# [Task data]
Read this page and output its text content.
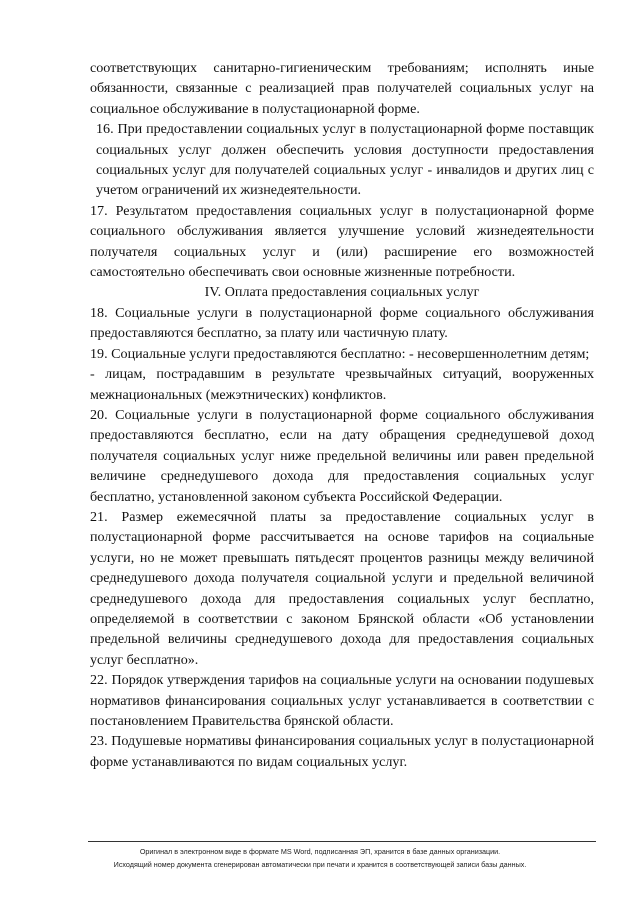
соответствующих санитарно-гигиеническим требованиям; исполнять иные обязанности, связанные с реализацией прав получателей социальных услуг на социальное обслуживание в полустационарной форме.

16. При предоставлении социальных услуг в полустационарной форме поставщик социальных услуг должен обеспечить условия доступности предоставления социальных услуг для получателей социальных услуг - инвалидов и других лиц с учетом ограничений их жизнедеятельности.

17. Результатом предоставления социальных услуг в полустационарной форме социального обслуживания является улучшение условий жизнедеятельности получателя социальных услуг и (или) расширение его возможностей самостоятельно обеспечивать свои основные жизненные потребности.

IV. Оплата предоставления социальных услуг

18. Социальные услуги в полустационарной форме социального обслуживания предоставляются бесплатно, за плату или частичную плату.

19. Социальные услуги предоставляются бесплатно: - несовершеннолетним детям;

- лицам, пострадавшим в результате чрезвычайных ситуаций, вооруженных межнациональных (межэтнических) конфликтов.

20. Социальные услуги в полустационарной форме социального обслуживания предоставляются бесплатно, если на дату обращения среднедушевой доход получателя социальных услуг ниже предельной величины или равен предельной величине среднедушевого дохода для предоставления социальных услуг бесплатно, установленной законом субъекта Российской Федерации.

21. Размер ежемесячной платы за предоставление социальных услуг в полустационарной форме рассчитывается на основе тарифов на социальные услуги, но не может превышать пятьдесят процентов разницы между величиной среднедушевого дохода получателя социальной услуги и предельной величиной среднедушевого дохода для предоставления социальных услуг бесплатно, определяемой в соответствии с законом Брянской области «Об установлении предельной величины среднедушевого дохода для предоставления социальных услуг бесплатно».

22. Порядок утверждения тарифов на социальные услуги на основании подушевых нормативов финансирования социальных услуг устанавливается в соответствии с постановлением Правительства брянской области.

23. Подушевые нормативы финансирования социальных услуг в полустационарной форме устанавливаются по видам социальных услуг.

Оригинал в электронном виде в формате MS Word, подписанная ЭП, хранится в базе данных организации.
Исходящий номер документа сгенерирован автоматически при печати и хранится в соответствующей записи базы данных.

# [Exercise details]
Among the records above, find each line holding the string "предельной" and pull it out.

# [Worked answer]
20. Социальные услуги в полустационарной форме социального обслуживания предоставляются бесплатно, если на дату обращения среднедушевой доход получателя социальных услуг ниже предельной величины или равен предельной величине среднедушевого дохода для предоставления социальных услуг бесплатно, установленной законом субъекта Российской Федерации.
21. Размер ежемесячной платы за предоставление социальных услуг в полустационарной форме рассчитывается на основе тарифов на социальные услуги, но не может превышать пятьдесят процентов разницы между величиной среднедушевого дохода получателя социальной услуги и предельной величиной среднедушевого дохода для предоставления социальных услуг бесплатно, определяемой в соответствии с законом Брянской области «Об установлении предельной величины среднедушевого дохода для предоставления социальных услуг бесплатно».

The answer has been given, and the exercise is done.